Your objective: Set out every line bearing the string "this".
##### Task data #####
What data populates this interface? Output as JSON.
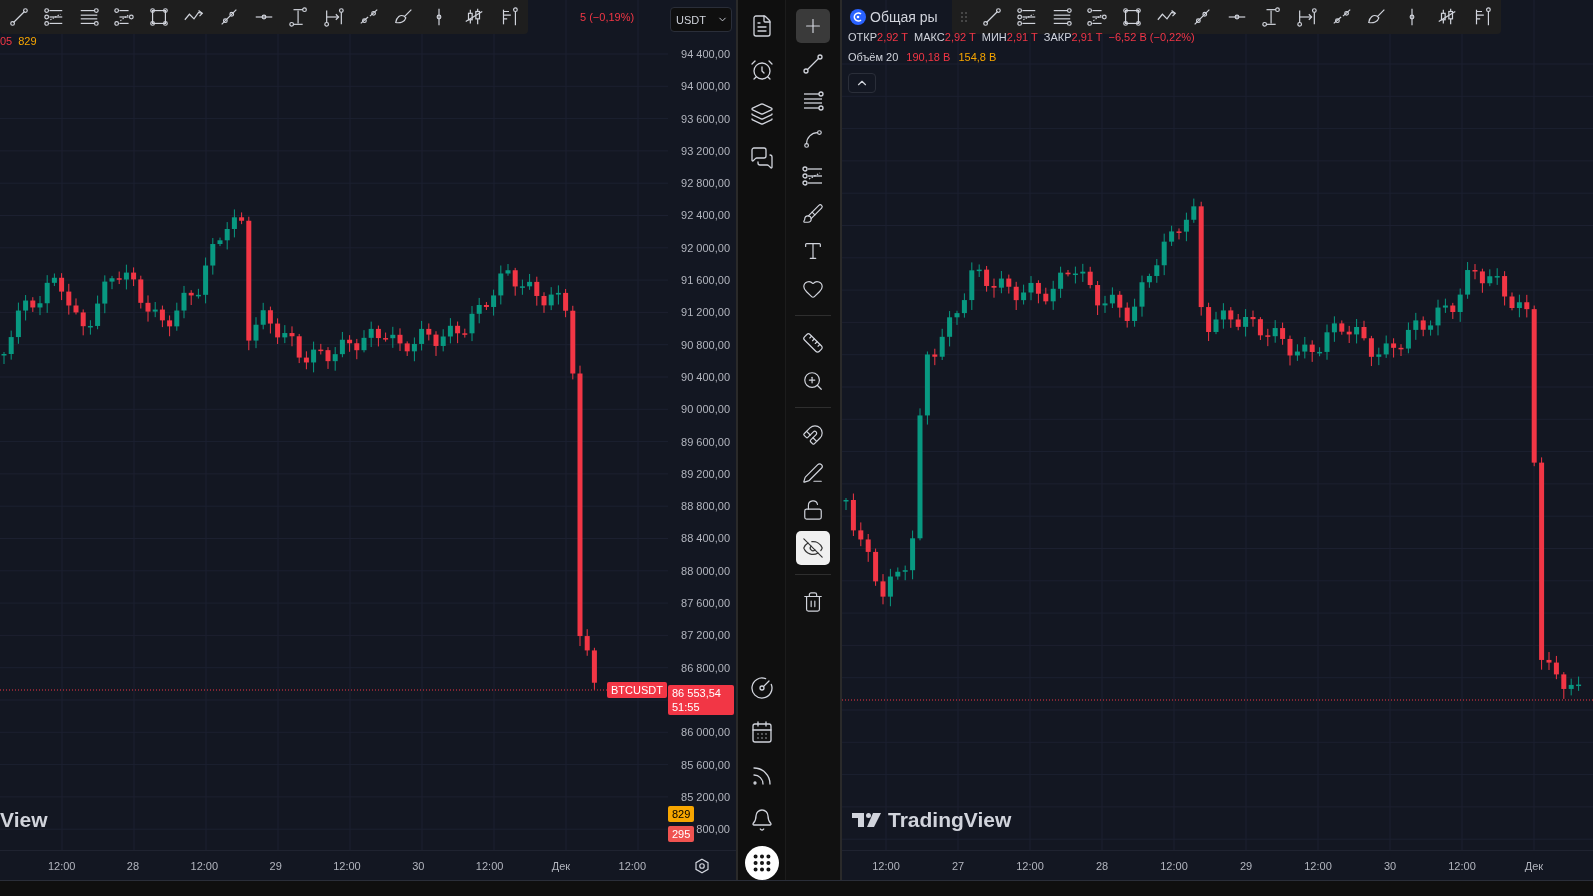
{
  "left_chart": {
    "legend": [
      {
        "text": "05",
        "kind": "price"
      },
      {
        "text": "829",
        "kind": "volume"
      }
    ],
    "change": "5 (−0,19%)",
    "currency": "USDT",
    "price_axis": {
      "upper": [
        "94 400,00",
        "94 000,00",
        "93 600,00",
        "93 200,00",
        "92 800,00",
        "92 400,00",
        "92 000,00",
        "91 600,00",
        "91 200,00",
        "90 800,00",
        "90 400,00",
        "90 000,00",
        "89 600,00",
        "89 200,00",
        "88 800,00",
        "88 400,00",
        "88 000,00",
        "87 600,00",
        "87 200,00",
        "86 800,00"
      ],
      "lower": [
        "86 000,00",
        "85 600,00",
        "85 200,00",
        "800,00"
      ]
    },
    "last_price": {
      "symbol": "BTCUSDT",
      "price": "86 553,54",
      "countdown": "51:55"
    },
    "volume_badges": [
      {
        "text": "829",
        "color": "#f7a600"
      },
      {
        "text": "295",
        "color": "#f05350"
      }
    ],
    "logo_text": "View",
    "time_axis": [
      "12:00",
      "28",
      "12:00",
      "29",
      "12:00",
      "30",
      "12:00",
      "Дек",
      "12:00"
    ]
  },
  "toolbar": {
    "left": [
      {
        "kind": "watchlist"
      },
      {
        "kind": "alerts"
      },
      {
        "kind": "layers"
      },
      {
        "kind": "chats"
      },
      {
        "kind": "spacer"
      },
      {
        "kind": "gauge"
      },
      {
        "kind": "calendar"
      },
      {
        "kind": "feed"
      },
      {
        "kind": "bell"
      },
      {
        "kind": "apps"
      }
    ],
    "tool_groups": [
      [
        {
          "kind": "crosshair",
          "selected": true
        },
        {
          "kind": "trend",
          "selected": false
        },
        {
          "kind": "hlines",
          "selected": false
        },
        {
          "kind": "pattern",
          "selected": false
        },
        {
          "kind": "fib",
          "selected": false
        },
        {
          "kind": "brush",
          "selected": false
        },
        {
          "kind": "text",
          "selected": false
        },
        {
          "kind": "heart",
          "selected": false
        }
      ],
      [
        {
          "kind": "ruler",
          "selected": false
        },
        {
          "kind": "zoom",
          "selected": false
        }
      ],
      [
        {
          "kind": "magnet",
          "selected": false
        },
        {
          "kind": "pencil",
          "selected": false
        },
        {
          "kind": "lock",
          "selected": false
        },
        {
          "kind": "hide",
          "selected": true
        }
      ],
      [
        {
          "kind": "trash",
          "selected": false
        }
      ]
    ]
  },
  "right_chart": {
    "symbol": "Общая ры",
    "ohlc": [
      {
        "label": "ОТКР",
        "value": "2,92 T"
      },
      {
        "label": "МАКС",
        "value": "2,92 T"
      },
      {
        "label": "МИН",
        "value": "2,91 T"
      },
      {
        "label": "ЗАКР",
        "value": "2,91 T"
      }
    ],
    "change": "−6,52 B (−0,22%)",
    "volume": {
      "label": "Объём 20",
      "values": [
        {
          "text": "190,18 B",
          "color": "#f23645"
        },
        {
          "text": "154,8 B",
          "color": "#f7a600"
        }
      ]
    },
    "logo_text": "TradingView",
    "time_axis": [
      "12:00",
      "27",
      "12:00",
      "28",
      "12:00",
      "29",
      "12:00",
      "30",
      "12:00",
      "Дек"
    ]
  }
}
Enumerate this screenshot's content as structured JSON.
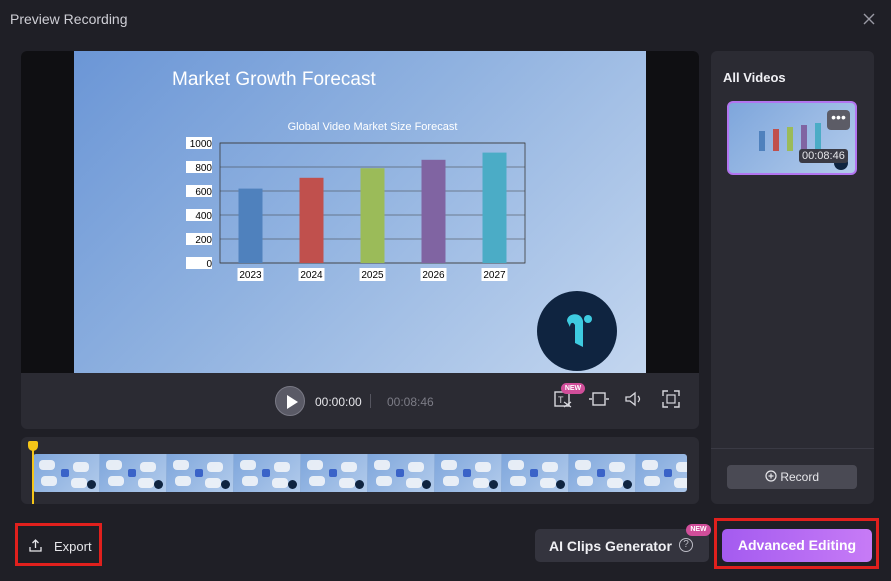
{
  "window": {
    "title": "Preview Recording",
    "close_icon": "close-icon"
  },
  "slide": {
    "title": "Market Growth Forecast",
    "chart_data": {
      "type": "bar",
      "title": "Global Video Market Size Forecast",
      "categories": [
        "2023",
        "2024",
        "2025",
        "2026",
        "2027"
      ],
      "values": [
        620,
        710,
        790,
        860,
        920
      ],
      "colors": [
        "#4f81bd",
        "#c0504d",
        "#9bbb59",
        "#8064a2",
        "#4bacc6"
      ],
      "yticks": [
        "0",
        "200",
        "400",
        "600",
        "800",
        "1000"
      ],
      "ylim": [
        0,
        1000
      ],
      "grid": true
    }
  },
  "player": {
    "current_time": "00:00:00",
    "total_time": "00:08:46",
    "new_badge": "NEW",
    "icons": [
      "play-icon",
      "captions-icon",
      "crop-icon",
      "volume-icon",
      "fullscreen-icon"
    ]
  },
  "sidebar": {
    "title": "All Videos",
    "thumb_duration": "00:08:46",
    "more_label": "•••",
    "record_label": "Record"
  },
  "footer": {
    "export_label": "Export",
    "clips_label": "AI Clips Generator",
    "clips_badge": "NEW",
    "help_label": "?",
    "advanced_label": "Advanced Editing"
  }
}
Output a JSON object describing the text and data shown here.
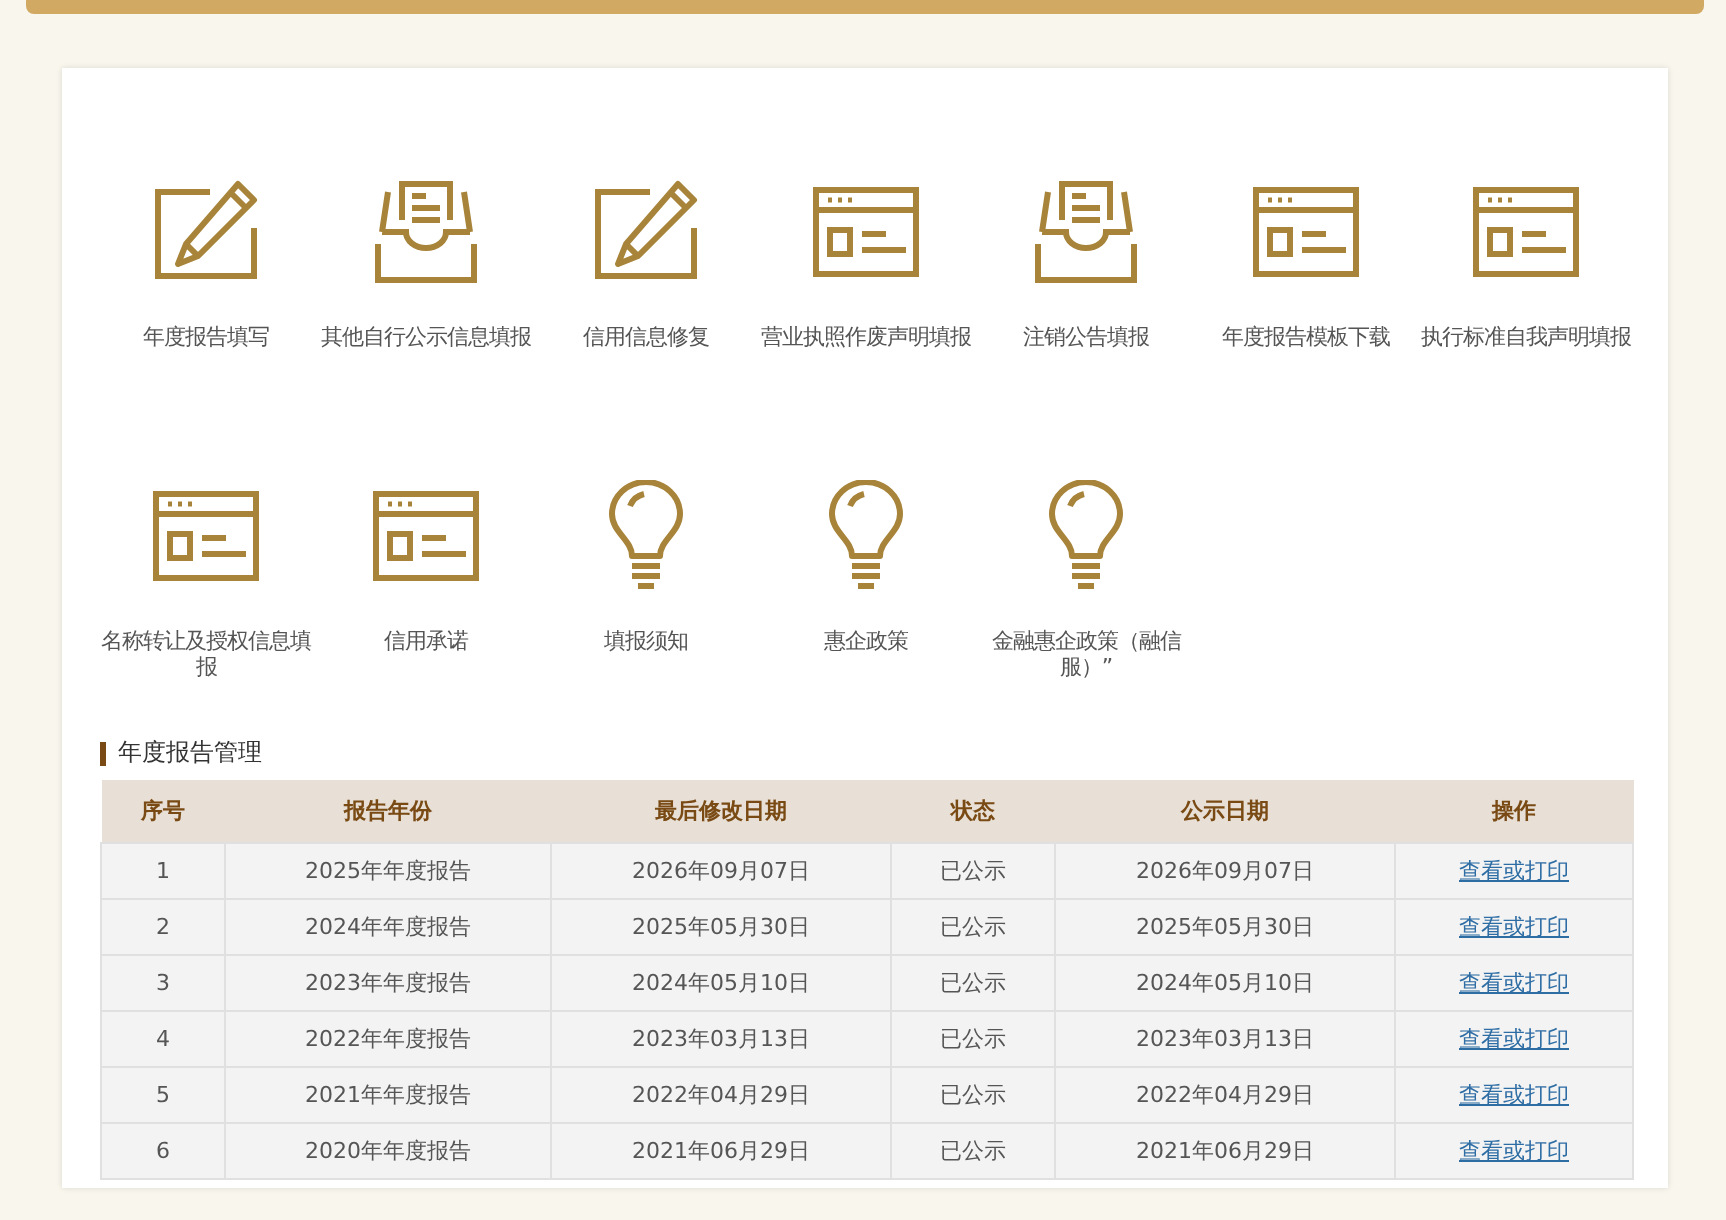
{
  "tiles": [
    {
      "kind": "edit",
      "label": "年度报告填写"
    },
    {
      "kind": "tray",
      "label": "其他自行公示信息填报"
    },
    {
      "kind": "edit",
      "label": "信用信息修复"
    },
    {
      "kind": "form",
      "label": "营业执照作废声明填报"
    },
    {
      "kind": "tray",
      "label": "注销公告填报"
    },
    {
      "kind": "form",
      "label": "年度报告模板下载"
    },
    {
      "kind": "form",
      "label": "执行标准自我声明填报"
    },
    {
      "kind": "form",
      "label": "名称转让及授权信息填报"
    },
    {
      "kind": "form",
      "label": "信用承诺"
    },
    {
      "kind": "bulb",
      "label": "填报须知"
    },
    {
      "kind": "bulb",
      "label": "惠企政策"
    },
    {
      "kind": "bulb",
      "label": "金融惠企政策（融信服）”"
    }
  ],
  "section_title": "年度报告管理",
  "table": {
    "columns": [
      "序号",
      "报告年份",
      "最后修改日期",
      "状态",
      "公示日期",
      "操作"
    ],
    "rows": [
      [
        "1",
        "2025年年度报告",
        "2026年09月07日",
        "已公示",
        "2026年09月07日",
        "查看或打印"
      ],
      [
        "2",
        "2024年年度报告",
        "2025年05月30日",
        "已公示",
        "2025年05月30日",
        "查看或打印"
      ],
      [
        "3",
        "2023年年度报告",
        "2024年05月10日",
        "已公示",
        "2024年05月10日",
        "查看或打印"
      ],
      [
        "4",
        "2022年年度报告",
        "2023年03月13日",
        "已公示",
        "2023年03月13日",
        "查看或打印"
      ],
      [
        "5",
        "2021年年度报告",
        "2022年04月29日",
        "已公示",
        "2022年04月29日",
        "查看或打印"
      ],
      [
        "6",
        "2020年年度报告",
        "2021年06月29日",
        "已公示",
        "2021年06月29日",
        "查看或打印"
      ]
    ]
  }
}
#####
Solution:
What data populates this interface? Output as JSON.
Enumerate this screenshot's content as structured JSON.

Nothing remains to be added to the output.